BCG Vaccination Effect on Latent Reservoir Size in Treated HIV-1 Infection: (BELIEVE)

April 3, 2023 updated by: University of Zurich

A Phase IIA Randomized Double-blind Placebo-controlled Single-centre Study of the Effect of Bacillus Calmette-Guérin (BCG) Vaccination on the HIV Latent Reservoir

A phase IIA randomized double-blind placebo-controlled single-centre study of the effect of Bacillus Calmette-Guérin (BCG) vaccination on the HIV latent reservoir

Study Overview

Status

Active, not recruiting

Conditions

Intervention / Treatment

Detailed Description

Background and Rationale:

HIV infection affects around 40 million people globally and is incurable due to persistence of viral genetic material within the host genome as the latent reservoir. Patients within the Swiss HIV Cohort Study with latent tuberculosis were recently shown to have a reduced set point HIV viral load compared to tuberculosis (TB)-naïve individuals. The BCG vaccine has been shown to have wide-ranging immunostimulatory effects and can simulate latent tuberculosis infection.

Objective(s):

The purpose of this study is to characterise potential sustained and clinically relevant effects of the BCG vaccine on the size of the latent HIV-1 reservoir in individuals with stable treated HIV-1 infection with suppressed viremia.

The study seeks primarily to determine the effect of a single dose of the BCG vaccine on the size of the latent HIV-1 viral reservoir over a period of up to 6 months post-administration compared to the size at baseline.

Study design:

Monocentric, randomized, placebo-controlled, stepped-wedge study design with all patients receiving BCG either at baseline or after three months

Measurements and procedures:

Measurement of the HIV-1 latent reservoir using peripheral blood mononuclear cells at three monthly intervals beginning on Day 0.

Study Product / Intervention: Single intradermal application of BCG Vaccine AJVaccines powder for suspension for injection according to the manufacturers' instructions.

Control Intervention: Single intradermal application of 0.1ml of 0.9% saline placebo using an identical procedure.

Number of Participants with Rationale: The study involves 60 participants in total, divided equally between two groups, who will receive early or late administration of the BCG vaccine.

Study Duration: The estimated study duration is 15 months

Statistical Considerations:

In order to power the trial to detect a relevant reduction of the HIV-1 latent reservoir with 90% certainty with a power of 80% at a probability of type 1 error of 5%, we need to enrol 54 patients (based on a paired t-test power calculation assuming the effect size mentioned in Section 10 and the variance of log- total HIV-1 DNA observed by Bachmann et al1). Assuming a drop-out of 10% this implies that 60 patients will be enrolled.

Study Type

Interventional

Enrollment (Actual)

60

Phase

  • Phase 2

Contacts and Locations

This section provides the contact details for those conducting the study, and information on where this study is being conducted.

Study Contact

Study Contact Backup

Study Locations

  • Switzerland
      • Zurich, Switzerland, 8091
        • University Hospital Zürich

Participation Criteria

Researchers look for people who fit a certain description, called eligibility criteria. Some examples of these criteria are a person's general health condition or prior treatments.

Problem to solve —
From the BCG vaccination study description above, return the passage starting at "Intervention / Treatment" and ending at "with suppressed viremia.", copied word for word.

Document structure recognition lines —

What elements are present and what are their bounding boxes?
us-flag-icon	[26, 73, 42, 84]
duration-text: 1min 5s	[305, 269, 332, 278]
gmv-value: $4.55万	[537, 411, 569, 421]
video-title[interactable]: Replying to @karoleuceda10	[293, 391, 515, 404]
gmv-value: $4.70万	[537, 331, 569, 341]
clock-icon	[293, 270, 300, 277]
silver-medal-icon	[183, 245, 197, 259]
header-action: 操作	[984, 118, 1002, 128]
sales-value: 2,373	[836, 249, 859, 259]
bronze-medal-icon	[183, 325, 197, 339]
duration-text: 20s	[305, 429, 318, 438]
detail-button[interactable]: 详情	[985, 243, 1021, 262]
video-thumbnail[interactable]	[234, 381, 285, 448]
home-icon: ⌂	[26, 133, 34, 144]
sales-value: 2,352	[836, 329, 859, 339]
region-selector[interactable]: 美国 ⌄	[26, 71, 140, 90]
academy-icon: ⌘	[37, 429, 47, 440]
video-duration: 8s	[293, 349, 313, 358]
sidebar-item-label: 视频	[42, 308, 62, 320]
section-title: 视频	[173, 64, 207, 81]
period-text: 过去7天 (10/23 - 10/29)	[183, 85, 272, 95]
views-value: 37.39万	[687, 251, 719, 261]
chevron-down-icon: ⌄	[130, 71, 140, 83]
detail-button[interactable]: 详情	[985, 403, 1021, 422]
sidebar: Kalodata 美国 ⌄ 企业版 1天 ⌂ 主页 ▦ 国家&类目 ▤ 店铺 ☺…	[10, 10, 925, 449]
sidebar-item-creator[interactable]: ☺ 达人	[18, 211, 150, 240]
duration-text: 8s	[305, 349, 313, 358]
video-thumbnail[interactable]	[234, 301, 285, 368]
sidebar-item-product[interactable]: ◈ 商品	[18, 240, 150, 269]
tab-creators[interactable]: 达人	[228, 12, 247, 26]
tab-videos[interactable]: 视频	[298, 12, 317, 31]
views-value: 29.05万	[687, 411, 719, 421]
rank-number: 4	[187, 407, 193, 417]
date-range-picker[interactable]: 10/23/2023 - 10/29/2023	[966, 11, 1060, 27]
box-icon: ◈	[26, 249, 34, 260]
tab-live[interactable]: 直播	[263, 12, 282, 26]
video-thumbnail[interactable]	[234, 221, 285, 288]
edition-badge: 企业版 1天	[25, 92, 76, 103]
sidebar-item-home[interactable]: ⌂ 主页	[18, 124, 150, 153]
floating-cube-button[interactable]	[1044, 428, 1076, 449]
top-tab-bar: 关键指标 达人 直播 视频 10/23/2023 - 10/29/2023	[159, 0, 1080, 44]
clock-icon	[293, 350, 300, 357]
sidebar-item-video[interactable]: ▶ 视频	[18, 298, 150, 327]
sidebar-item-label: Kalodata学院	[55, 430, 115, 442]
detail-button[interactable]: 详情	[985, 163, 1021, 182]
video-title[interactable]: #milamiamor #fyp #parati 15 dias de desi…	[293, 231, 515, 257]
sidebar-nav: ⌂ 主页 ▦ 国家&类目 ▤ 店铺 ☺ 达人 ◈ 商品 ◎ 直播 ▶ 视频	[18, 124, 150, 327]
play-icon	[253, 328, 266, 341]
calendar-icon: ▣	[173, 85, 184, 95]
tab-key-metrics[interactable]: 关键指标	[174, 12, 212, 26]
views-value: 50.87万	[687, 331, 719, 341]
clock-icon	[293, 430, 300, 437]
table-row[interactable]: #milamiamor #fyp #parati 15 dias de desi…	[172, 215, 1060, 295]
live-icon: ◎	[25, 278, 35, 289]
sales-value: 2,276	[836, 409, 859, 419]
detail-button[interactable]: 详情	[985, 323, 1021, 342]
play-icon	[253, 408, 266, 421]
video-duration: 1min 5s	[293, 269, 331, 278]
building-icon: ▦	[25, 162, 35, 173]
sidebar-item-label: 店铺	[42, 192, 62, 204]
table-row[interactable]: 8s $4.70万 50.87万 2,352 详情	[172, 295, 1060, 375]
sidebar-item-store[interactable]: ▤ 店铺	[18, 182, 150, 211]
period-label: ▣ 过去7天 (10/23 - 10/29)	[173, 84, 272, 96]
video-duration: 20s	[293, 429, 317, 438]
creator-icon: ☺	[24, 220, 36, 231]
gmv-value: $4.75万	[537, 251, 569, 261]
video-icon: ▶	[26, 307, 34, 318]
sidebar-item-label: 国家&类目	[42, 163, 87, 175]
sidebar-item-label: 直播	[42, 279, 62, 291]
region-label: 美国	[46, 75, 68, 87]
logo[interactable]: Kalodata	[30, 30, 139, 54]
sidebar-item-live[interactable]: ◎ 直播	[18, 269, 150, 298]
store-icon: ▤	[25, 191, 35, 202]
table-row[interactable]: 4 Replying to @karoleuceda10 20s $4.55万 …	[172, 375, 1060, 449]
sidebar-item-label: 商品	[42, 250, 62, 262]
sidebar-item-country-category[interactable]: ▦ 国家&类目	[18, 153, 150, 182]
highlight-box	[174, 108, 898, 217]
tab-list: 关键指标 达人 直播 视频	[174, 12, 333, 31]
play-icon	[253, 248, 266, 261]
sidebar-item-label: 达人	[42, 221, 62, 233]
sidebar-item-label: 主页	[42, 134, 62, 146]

The completed task —
Intervention / Treatment

Detailed Description

Background and Rationale:

HIV infection affects around 40 million people globally and is incurable due to persistence of viral genetic material within the host genome as the latent reservoir. Patients within the Swiss HIV Cohort Study with latent tuberculosis were recently shown to have a reduced set point HIV viral load compared to tuberculosis (TB)-naïve individuals. The BCG vaccine has been shown to have wide-ranging immunostimulatory effects and can simulate latent tuberculosis infection.

Objective(s):

The purpose of this study is to characterise potential sustained and clinically relevant effects of the BCG vaccine on the size of the latent HIV-1 reservoir in individuals with stable treated HIV-1 infection with suppressed viremia.